Only the pictures are omitted; repeat all other data exactly.
——
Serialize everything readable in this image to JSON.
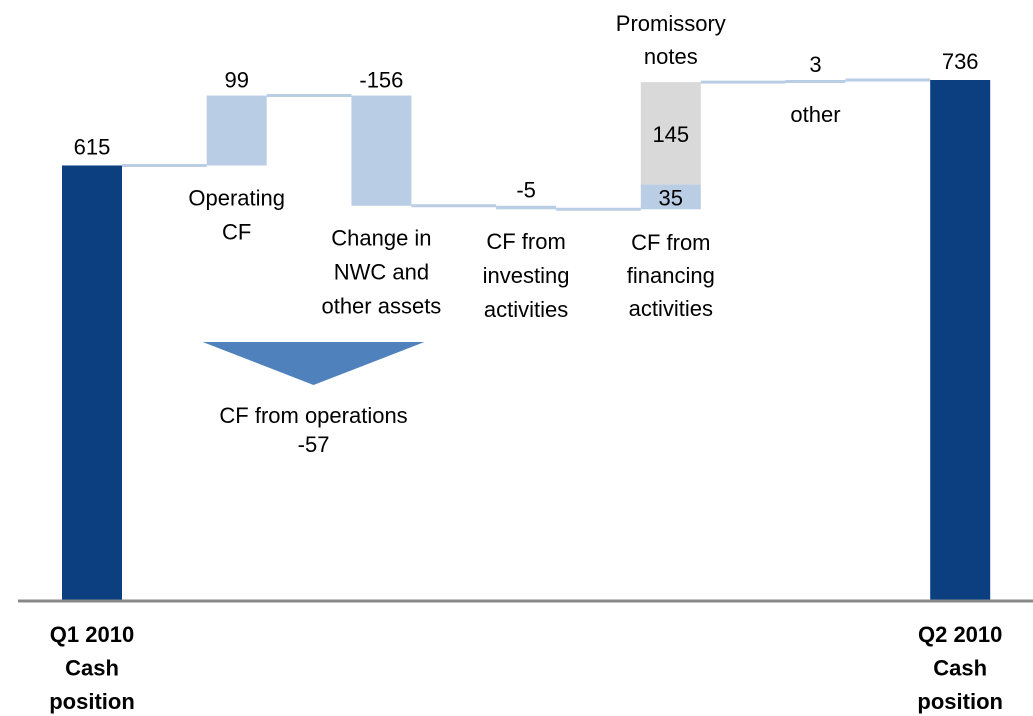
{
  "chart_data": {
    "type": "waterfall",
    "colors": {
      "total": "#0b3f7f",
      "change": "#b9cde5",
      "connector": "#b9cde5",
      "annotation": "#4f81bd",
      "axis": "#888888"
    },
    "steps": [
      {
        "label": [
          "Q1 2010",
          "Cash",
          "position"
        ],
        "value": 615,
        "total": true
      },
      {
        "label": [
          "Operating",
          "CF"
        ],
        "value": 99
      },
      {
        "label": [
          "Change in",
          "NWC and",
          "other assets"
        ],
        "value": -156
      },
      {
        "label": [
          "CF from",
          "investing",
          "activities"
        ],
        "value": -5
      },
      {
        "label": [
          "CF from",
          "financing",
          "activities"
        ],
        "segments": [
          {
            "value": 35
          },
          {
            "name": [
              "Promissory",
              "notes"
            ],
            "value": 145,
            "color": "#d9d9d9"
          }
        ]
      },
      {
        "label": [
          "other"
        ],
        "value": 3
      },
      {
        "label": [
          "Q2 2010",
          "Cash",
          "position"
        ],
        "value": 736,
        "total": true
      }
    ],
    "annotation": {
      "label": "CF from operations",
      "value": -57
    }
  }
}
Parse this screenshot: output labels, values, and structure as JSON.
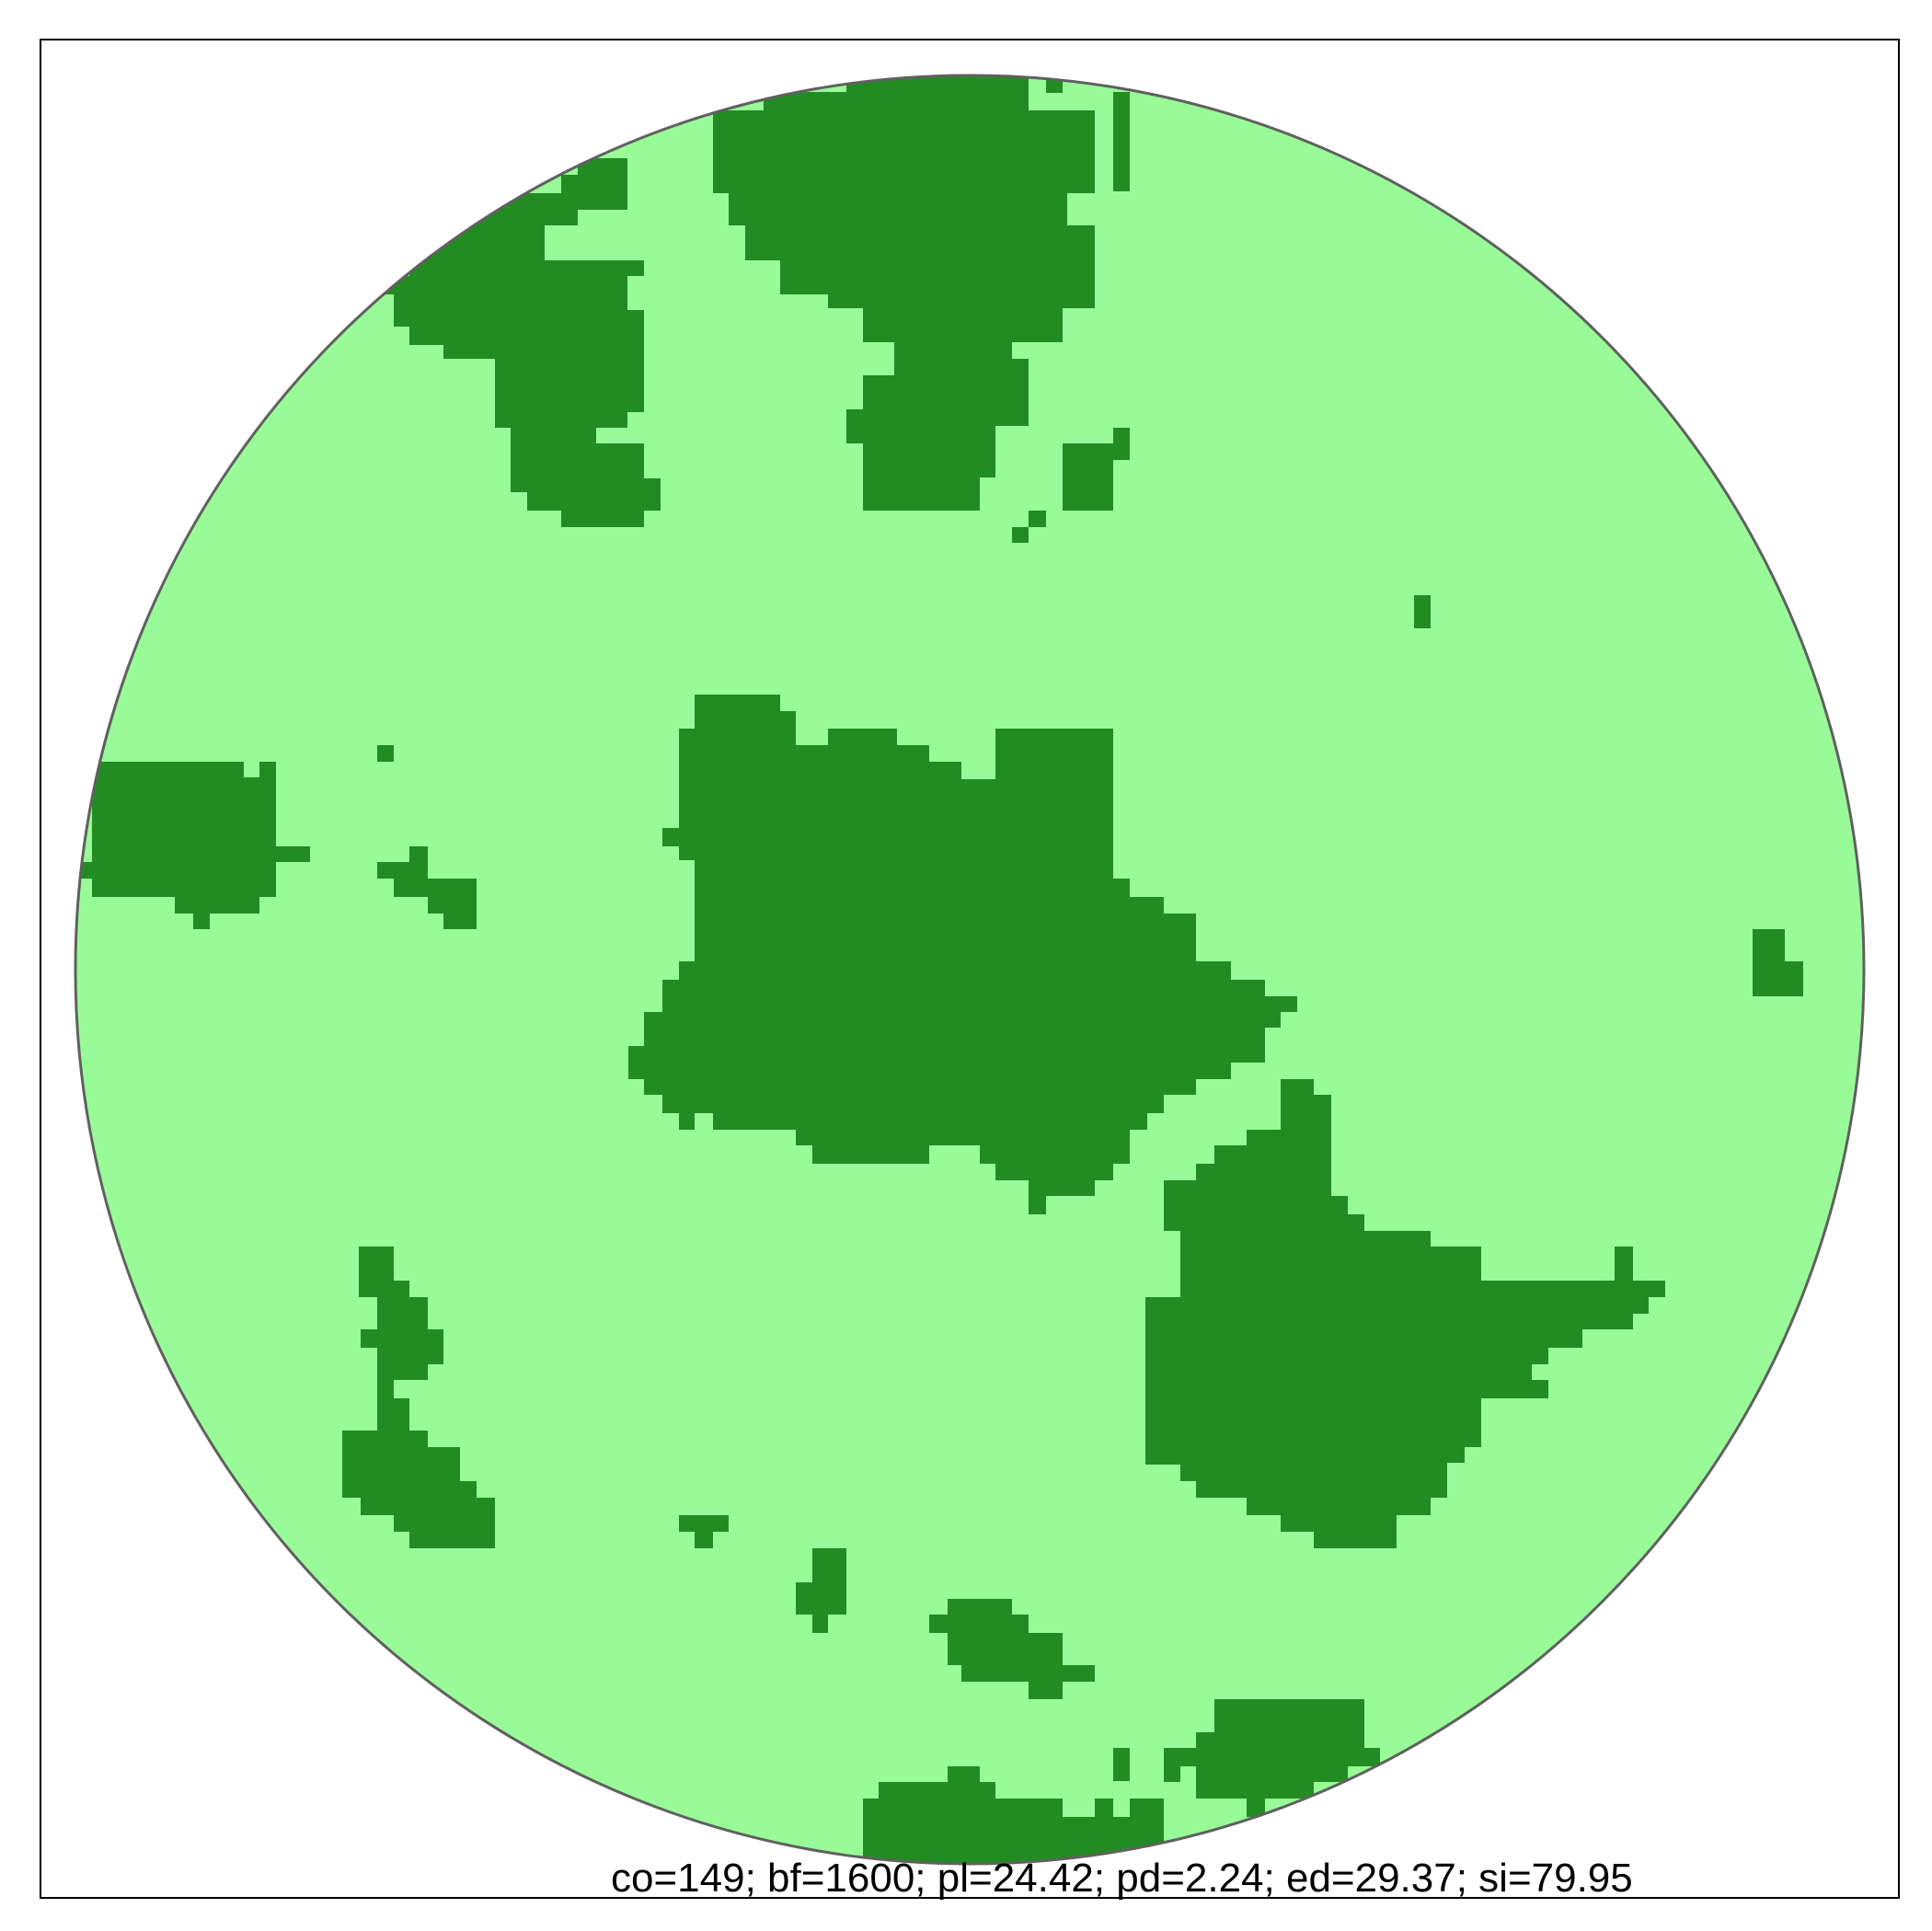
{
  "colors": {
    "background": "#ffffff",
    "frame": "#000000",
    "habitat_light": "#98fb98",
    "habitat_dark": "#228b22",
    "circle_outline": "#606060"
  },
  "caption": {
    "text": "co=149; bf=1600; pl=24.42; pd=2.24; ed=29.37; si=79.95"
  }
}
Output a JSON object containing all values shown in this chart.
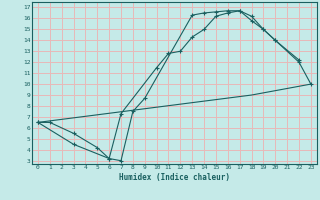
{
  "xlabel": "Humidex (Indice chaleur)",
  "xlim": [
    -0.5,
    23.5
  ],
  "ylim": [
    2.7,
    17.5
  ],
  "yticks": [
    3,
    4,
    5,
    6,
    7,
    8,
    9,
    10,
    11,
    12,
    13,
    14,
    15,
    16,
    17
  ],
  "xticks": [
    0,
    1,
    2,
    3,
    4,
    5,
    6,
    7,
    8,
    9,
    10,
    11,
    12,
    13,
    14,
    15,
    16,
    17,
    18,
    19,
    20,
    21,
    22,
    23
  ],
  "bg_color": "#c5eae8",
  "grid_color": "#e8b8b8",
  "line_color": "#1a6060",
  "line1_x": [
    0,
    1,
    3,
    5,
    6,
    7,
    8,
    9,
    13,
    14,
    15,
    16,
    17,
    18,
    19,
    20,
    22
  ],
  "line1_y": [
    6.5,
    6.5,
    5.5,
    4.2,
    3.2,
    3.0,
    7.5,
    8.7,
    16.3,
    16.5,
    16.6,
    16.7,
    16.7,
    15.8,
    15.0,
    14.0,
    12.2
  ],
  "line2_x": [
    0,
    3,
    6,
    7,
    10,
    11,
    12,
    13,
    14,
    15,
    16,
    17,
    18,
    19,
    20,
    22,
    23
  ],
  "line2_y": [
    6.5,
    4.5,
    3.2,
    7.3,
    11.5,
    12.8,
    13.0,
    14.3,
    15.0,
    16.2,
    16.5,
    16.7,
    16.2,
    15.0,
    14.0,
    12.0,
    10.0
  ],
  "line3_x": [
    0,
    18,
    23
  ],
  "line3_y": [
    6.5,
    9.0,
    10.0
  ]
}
——
- EXERCISE RESPONSE -
Serialize everything readable in this image to JSON.
{
  "chart_data": {
    "type": "waterfall",
    "colors": {
      "total": "#0b3f7f",
      "change": "#b9cde5",
      "connector": "#b9cde5",
      "annotation": "#4f81bd",
      "axis": "#888888"
    },
    "steps": [
      {
        "label": [
          "Q1 2010",
          "Cash",
          "position"
        ],
        "value": 615,
        "total": true
      },
      {
        "label": [
          "Operating",
          "CF"
        ],
        "value": 99
      },
      {
        "label": [
          "Change in",
          "NWC and",
          "other assets"
        ],
        "value": -156
      },
      {
        "label": [
          "CF from",
          "investing",
          "activities"
        ],
        "value": -5
      },
      {
        "label": [
          "CF from",
          "financing",
          "activities"
        ],
        "segments": [
          {
            "value": 35
          },
          {
            "name": [
              "Promissory",
              "notes"
            ],
            "value": 145,
            "color": "#d9d9d9"
          }
        ]
      },
      {
        "label": [
          "other"
        ],
        "value": 3
      },
      {
        "label": [
          "Q2 2010",
          "Cash",
          "position"
        ],
        "value": 736,
        "total": true
      }
    ],
    "annotation": {
      "label": "CF from operations",
      "value": -57
    }
  }
}
Parse this screenshot: output labels, values, and structure as JSON.
{
  "colors": {
    "background": "#ffffff",
    "frame": "#000000",
    "habitat_light": "#98fb98",
    "habitat_dark": "#228b22",
    "circle_outline": "#606060"
  },
  "caption": {
    "text": "co=149; bf=1600; pl=24.42; pd=2.24; ed=29.37; si=79.95"
  }
}
Output a JSON object containing all values shown in this chart.
{
  "xlabel": "Humidex (Indice chaleur)",
  "xlim": [
    -0.5,
    23.5
  ],
  "ylim": [
    2.7,
    17.5
  ],
  "yticks": [
    3,
    4,
    5,
    6,
    7,
    8,
    9,
    10,
    11,
    12,
    13,
    14,
    15,
    16,
    17
  ],
  "xticks": [
    0,
    1,
    2,
    3,
    4,
    5,
    6,
    7,
    8,
    9,
    10,
    11,
    12,
    13,
    14,
    15,
    16,
    17,
    18,
    19,
    20,
    21,
    22,
    23
  ],
  "bg_color": "#c5eae8",
  "grid_color": "#e8b8b8",
  "line_color": "#1a6060",
  "line1_x": [
    0,
    1,
    3,
    5,
    6,
    7,
    8,
    9,
    13,
    14,
    15,
    16,
    17,
    18,
    19,
    20,
    22
  ],
  "line1_y": [
    6.5,
    6.5,
    5.5,
    4.2,
    3.2,
    3.0,
    7.5,
    8.7,
    16.3,
    16.5,
    16.6,
    16.7,
    16.7,
    15.8,
    15.0,
    14.0,
    12.2
  ],
  "line2_x": [
    0,
    3,
    6,
    7,
    10,
    11,
    12,
    13,
    14,
    15,
    16,
    17,
    18,
    19,
    20,
    22,
    23
  ],
  "line2_y": [
    6.5,
    4.5,
    3.2,
    7.3,
    11.5,
    12.8,
    13.0,
    14.3,
    15.0,
    16.2,
    16.5,
    16.7,
    16.2,
    15.0,
    14.0,
    12.0,
    10.0
  ],
  "line3_x": [
    0,
    18,
    23
  ],
  "line3_y": [
    6.5,
    9.0,
    10.0
  ]
}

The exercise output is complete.